Page text
The convoys were important. The USSR would have has a harrder time holding the line without the supplies from the US. And probably would have signed a seperate pease, releassing large number of troups.
Life for the merchant sailor was rough. 80% of the ships in the early convoys were sunk before reaching port. Tha ment with a 200 ship convoy only 40 made it to port. Some merchant sailors ended up joining the army because it was safer.
And out government did not treat the merchant sailor very well. If a Navy ship was sunk the servivors recieved 30 days leave, a merchant sailor was expected to ship out again when they got back to the US. If a Navy sailor lost a hand or leg they recieved a disiability payment for the rest of their life. A merchant sailor recieved $500 and that was it.
the convoyus were not escorted because there were not enough ships to properly escort them. In 1941 and 1942 I believe on the Alantic side there were only 1 or 2 carriers. There were not enough carriers to escort the convoys.

Records shown
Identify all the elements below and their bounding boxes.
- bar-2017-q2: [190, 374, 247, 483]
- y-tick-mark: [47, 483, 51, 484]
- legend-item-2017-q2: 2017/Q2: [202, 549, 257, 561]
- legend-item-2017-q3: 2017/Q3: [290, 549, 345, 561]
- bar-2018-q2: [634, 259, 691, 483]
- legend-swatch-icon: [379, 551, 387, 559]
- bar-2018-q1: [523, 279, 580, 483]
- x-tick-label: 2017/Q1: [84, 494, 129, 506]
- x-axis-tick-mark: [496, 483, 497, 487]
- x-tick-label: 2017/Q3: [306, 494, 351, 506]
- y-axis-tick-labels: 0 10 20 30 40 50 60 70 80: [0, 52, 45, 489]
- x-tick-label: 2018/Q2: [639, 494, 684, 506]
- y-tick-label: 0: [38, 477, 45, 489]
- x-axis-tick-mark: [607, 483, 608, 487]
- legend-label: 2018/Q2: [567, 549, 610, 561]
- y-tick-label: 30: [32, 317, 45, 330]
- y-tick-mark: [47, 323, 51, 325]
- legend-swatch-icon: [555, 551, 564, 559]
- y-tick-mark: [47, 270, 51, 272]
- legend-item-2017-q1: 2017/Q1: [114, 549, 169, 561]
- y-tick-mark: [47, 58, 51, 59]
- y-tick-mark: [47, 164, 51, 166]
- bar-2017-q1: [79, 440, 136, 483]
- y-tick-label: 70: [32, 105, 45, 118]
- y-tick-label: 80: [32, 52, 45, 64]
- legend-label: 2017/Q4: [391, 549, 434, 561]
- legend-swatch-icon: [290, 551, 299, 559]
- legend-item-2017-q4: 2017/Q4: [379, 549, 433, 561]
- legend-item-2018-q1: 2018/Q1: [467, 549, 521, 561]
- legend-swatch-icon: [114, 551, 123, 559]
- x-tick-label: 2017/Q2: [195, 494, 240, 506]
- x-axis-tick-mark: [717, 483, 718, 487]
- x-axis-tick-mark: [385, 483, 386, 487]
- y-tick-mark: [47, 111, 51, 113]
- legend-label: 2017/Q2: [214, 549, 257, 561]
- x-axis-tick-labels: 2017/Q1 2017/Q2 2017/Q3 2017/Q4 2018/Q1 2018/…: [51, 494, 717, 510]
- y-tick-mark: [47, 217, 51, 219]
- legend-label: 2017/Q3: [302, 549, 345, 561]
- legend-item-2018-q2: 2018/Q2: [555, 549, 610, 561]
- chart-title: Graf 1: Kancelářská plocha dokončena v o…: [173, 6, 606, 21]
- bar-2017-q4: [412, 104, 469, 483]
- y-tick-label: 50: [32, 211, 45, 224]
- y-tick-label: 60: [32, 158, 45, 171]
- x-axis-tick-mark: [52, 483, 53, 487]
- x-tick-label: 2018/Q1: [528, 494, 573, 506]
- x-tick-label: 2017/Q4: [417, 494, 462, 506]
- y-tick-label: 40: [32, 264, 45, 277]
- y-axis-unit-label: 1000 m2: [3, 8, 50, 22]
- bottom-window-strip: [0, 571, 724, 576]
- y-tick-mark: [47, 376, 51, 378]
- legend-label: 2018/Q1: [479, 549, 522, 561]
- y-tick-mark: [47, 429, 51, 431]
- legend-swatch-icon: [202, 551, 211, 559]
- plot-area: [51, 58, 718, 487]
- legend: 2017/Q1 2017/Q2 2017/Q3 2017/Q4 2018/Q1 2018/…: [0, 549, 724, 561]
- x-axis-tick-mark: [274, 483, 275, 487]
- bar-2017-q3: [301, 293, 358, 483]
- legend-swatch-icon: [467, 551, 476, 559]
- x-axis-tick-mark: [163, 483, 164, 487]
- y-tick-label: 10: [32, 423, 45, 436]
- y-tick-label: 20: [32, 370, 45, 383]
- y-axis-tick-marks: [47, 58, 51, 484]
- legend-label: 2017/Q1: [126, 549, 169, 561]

Instructions
(a) Give the stretch of the entries from their first line through the line containing "- legend-label: 2017/Q3: [302, 549, 345, 561]" as a JSON list of strings, one string per line, with blank lines omitted.
(b) Write what comes next in the text on the wartime convoys and merchant sailors, picking up after its final sentence.

Written responses
(a)
[
  "Identify all the elements below and their bounding boxes.",
  "- bar-2017-q2: [190, 374, 247, 483]",
  "- y-tick-mark: [47, 483, 51, 484]",
  "- legend-item-2017-q2: 2017/Q2: [202, 549, 257, 561]",
  "- legend-item-2017-q3: 2017/Q3: [290, 549, 345, 561]",
  "- bar-2018-q2: [634, 259, 691, 483]",
  "- legend-swatch-icon: [379, 551, 387, 559]",
  "- bar-2018-q1: [523, 279, 580, 483]",
  "- x-tick-label: 2017/Q1: [84, 494, 129, 506]",
  "- x-axis-tick-mark: [496, 483, 497, 487]",
  "- x-tick-label: 2017/Q3: [306, 494, 351, 506]",
  "- y-axis-tick-labels: 0 10 20 30 40 50 60 70 80: [0, 52, 45, 489]",
  "- x-tick-label: 2018/Q2: [639, 494, 684, 506]",
  "- y-tick-label: 0: [38, 477, 45, 489]",
  "- x-axis-tick-mark: [607, 483, 608, 487]",
  "- legend-label: 2018/Q2: [567, 549, 610, 561]",
  "- y-tick-label: 30: [32, 317, 45, 330]",
  "- y-tick-mark: [47, 323, 51, 325]",
  "- legend-swatch-icon: [555, 551, 564, 559]",
  "- y-tick-mark: [47, 270, 51, 272]",
  "- legend-item-2017-q1: 2017/Q1: [114, 549, 169, 561]",
  "- y-tick-mark: [47, 58, 51, 59]",
  "- y-tick-mark: [47, 164, 51, 166]",
  "- bar-2017-q1: [79, 440, 136, 483]",
  "- y-tick-label: 70: [32, 105, 45, 118]",
  "- y-tick-label: 80: [32, 52, 45, 64]",
  "- legend-label: 2017/Q4: [391, 549, 434, 561]",
  "- legend-swatch-icon: [290, 551, 299, 559]",
  "- legend-item-2017-q4: 2017/Q4: [379, 549, 433, 561]",
  "- legend-item-2018-q1: 2018/Q1: [467, 549, 521, 561]",
  "- legend-swatch-icon: [114, 551, 123, 559]",
  "- x-tick-label: 2017/Q2: [195, 494, 240, 506]",
  "- x-axis-tick-mark: [717, 483, 718, 487]",
  "- x-axis-tick-mark: [385, 483, 386, 487]",
  "- y-tick-mark: [47, 111, 51, 113]",
  "- legend-label: 2017/Q2: [214, 549, 257, 561]",
  "- x-axis-tick-labels: 2017/Q1 2017/Q2 2017/Q3 2017/Q4 2018/Q1 2018/…: [51, 494, 717, 510]",
  "- y-tick-mark: [47, 217, 51, 219]",
  "- legend-label: 2017/Q3: [302, 549, 345, 561]"
]

(b)
The biggest problem the Germans had was logistics. There was an accidental tank battle between the russians and the Germans. The Russians lost slightly mor tanks than the Germans. But the Germans had a hard time replacing them, the Russans did not.
I think I’d dispute your figures regarding losses. Overall losses were only just over 5 % (merchant ships). Of the early convoys those in 1941 didn’t lose a ship (from very quick research).
Even the infamous PQ 17 off 1942 lost “only” 66% of the merchant ships.
One point regarding the convoys is that they were suspended for around 8 months in both 1942 and 1943. It didn’t seem to impact on the Soviet fighting ability.